Records from a data collection
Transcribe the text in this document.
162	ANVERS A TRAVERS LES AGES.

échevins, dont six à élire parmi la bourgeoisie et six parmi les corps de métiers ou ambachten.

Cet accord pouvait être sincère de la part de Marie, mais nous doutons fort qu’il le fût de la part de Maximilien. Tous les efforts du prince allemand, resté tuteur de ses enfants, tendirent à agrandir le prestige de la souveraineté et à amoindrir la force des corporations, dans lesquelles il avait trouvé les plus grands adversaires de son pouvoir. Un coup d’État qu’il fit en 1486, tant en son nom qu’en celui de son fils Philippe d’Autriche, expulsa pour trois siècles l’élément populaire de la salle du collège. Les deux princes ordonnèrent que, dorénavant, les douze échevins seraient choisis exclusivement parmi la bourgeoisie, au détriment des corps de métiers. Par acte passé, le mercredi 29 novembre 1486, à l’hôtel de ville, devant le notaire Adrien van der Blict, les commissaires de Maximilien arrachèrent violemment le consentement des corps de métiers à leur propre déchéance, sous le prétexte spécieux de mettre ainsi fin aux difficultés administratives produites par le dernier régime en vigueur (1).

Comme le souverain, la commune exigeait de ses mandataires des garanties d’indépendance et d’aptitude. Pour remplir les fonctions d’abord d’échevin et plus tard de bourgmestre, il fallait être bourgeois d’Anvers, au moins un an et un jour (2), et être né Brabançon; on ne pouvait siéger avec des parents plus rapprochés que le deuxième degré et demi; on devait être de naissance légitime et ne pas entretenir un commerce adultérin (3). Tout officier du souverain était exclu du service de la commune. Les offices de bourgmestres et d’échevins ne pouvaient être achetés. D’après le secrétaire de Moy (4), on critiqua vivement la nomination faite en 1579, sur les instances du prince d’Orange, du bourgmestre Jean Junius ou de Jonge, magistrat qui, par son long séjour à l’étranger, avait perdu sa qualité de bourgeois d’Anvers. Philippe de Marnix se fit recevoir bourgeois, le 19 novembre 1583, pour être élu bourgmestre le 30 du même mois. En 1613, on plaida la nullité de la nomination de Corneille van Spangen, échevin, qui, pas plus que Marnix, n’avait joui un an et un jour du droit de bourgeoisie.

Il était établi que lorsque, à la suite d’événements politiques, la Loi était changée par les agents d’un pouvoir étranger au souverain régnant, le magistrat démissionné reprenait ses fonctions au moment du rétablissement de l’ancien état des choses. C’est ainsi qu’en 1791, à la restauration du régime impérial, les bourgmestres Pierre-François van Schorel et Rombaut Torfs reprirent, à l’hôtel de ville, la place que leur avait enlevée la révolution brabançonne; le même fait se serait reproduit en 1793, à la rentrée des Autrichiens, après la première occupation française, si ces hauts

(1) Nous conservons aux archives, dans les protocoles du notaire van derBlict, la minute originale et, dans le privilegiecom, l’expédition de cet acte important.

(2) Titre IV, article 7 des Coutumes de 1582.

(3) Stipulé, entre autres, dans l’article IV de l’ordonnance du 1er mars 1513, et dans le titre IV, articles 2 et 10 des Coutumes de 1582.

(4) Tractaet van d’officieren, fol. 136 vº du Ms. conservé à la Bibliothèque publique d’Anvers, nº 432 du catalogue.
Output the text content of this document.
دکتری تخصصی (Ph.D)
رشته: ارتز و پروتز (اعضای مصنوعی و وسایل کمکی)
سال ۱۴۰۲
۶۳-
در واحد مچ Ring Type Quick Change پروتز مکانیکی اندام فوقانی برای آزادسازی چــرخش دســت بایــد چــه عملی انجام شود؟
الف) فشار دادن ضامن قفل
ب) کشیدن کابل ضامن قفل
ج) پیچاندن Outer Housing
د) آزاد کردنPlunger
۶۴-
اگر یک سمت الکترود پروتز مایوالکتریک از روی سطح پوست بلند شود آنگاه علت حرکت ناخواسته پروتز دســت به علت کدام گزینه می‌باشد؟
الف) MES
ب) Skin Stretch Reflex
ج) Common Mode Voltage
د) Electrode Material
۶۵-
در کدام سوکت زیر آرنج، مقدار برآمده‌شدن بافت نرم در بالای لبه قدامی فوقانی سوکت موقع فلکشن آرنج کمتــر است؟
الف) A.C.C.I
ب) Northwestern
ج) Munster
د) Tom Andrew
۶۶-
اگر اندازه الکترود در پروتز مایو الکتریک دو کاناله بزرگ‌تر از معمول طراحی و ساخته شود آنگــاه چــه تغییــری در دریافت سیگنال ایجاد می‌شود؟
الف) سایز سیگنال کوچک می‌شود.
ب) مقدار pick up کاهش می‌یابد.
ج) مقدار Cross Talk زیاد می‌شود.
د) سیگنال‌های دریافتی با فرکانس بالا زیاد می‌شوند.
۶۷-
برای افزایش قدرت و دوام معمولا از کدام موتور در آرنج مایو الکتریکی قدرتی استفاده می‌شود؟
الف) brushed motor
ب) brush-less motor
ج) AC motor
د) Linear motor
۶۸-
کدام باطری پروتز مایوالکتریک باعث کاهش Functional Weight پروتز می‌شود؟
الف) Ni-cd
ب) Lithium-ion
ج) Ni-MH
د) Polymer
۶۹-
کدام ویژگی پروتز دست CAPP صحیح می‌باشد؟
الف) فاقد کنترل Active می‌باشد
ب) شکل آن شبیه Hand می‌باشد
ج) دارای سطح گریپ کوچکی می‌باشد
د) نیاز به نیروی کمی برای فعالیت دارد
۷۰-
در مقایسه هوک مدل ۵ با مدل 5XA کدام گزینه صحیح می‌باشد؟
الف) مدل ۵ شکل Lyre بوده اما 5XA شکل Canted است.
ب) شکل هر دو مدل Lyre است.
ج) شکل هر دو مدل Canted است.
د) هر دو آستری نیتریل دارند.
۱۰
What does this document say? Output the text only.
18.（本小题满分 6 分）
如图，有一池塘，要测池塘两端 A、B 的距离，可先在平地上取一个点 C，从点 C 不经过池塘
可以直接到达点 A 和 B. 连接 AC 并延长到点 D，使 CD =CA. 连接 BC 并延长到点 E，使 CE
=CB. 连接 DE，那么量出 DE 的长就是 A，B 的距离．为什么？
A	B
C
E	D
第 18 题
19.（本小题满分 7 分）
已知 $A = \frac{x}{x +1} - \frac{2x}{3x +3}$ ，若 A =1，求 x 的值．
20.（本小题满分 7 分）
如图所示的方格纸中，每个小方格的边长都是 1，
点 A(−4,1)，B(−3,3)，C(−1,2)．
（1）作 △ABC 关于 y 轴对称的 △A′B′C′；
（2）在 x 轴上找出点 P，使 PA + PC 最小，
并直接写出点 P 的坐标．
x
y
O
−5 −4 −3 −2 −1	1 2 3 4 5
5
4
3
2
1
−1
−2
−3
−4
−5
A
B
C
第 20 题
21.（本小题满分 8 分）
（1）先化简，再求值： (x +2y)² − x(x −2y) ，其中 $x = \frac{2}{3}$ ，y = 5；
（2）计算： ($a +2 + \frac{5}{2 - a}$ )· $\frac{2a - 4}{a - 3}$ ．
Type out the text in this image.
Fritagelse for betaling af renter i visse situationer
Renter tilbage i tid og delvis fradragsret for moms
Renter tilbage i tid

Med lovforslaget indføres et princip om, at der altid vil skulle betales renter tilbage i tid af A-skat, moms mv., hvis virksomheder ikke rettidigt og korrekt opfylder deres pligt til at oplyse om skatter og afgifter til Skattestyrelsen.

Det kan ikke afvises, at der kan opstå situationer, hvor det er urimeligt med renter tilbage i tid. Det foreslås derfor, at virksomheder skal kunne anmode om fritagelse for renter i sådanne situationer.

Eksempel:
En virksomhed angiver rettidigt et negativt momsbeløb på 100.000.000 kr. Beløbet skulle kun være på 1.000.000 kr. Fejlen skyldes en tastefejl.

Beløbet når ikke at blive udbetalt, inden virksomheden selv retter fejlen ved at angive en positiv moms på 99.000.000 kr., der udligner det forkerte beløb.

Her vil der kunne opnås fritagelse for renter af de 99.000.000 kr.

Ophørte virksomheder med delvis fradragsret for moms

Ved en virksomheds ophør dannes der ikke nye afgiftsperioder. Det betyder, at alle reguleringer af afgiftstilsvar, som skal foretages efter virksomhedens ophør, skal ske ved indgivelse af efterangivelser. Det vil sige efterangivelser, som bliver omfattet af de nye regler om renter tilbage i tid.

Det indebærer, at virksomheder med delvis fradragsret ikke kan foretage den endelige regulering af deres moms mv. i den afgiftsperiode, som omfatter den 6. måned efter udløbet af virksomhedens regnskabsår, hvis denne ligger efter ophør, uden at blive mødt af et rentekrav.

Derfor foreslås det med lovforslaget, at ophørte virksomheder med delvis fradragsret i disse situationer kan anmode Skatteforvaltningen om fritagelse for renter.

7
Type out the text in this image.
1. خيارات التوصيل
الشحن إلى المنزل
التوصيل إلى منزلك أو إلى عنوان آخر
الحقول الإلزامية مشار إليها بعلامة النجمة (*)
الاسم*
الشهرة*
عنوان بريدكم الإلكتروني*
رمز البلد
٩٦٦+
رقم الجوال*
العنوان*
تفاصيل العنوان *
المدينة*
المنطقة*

### What is asked
Using the records above, find and show each line with the string "fonctions".

### Complete response
Comme le souverain, la commune exigeait de ses mandataires des garanties d’indépendance et d’aptitude. Pour remplir les fonctions d’abord d’échevin et plus tard de bourgmestre, il fallait être bourgeois d’Anvers, au moins un an et un jour (2), et être né Brabançon; on ne pouvait siéger avec des parents plus rapprochés que le deuxième degré et demi; on devait être de naissance légitime et ne pas entretenir un commerce adultérin (3). Tout officier du souverain était exclu du service de la commune. Les offices de bourgmestres et d’échevins ne pouvaient être achetés. D’après le secrétaire de Moy (4), on critiqua vivement la nomination faite en 1579, sur les instances du prince d’Orange, du bourgmestre Jean Junius ou de Jonge, magistrat qui, par son long séjour à l’étranger, avait perdu sa qualité de bourgeois d’Anvers. Philippe de Marnix se fit recevoir bourgeois, le 19 novembre 1583, pour être élu bourgmestre le 30 du même mois. En 1613, on plaida la nullité de la nomination de Corneille van Spangen, échevin, qui, pas plus que Marnix, n’avait joui un an et un jour du droit de bourgeoisie.
Il était établi que lorsque, à la suite d’événements politiques, la Loi était changée par les agents d’un pouvoir étranger au souverain régnant, le magistrat démissionné reprenait ses fonctions au moment du rétablissement de l’ancien état des choses. C’est ainsi qu’en 1791, à la restauration du régime impérial, les bourgmestres Pierre-François van Schorel et Rombaut Torfs reprirent, à l’hôtel de ville, la place que leur avait enlevée la révolution brabançonne; le même fait se serait reproduit en 1793, à la rentrée des Autrichiens, après la première occupation française, si ces hauts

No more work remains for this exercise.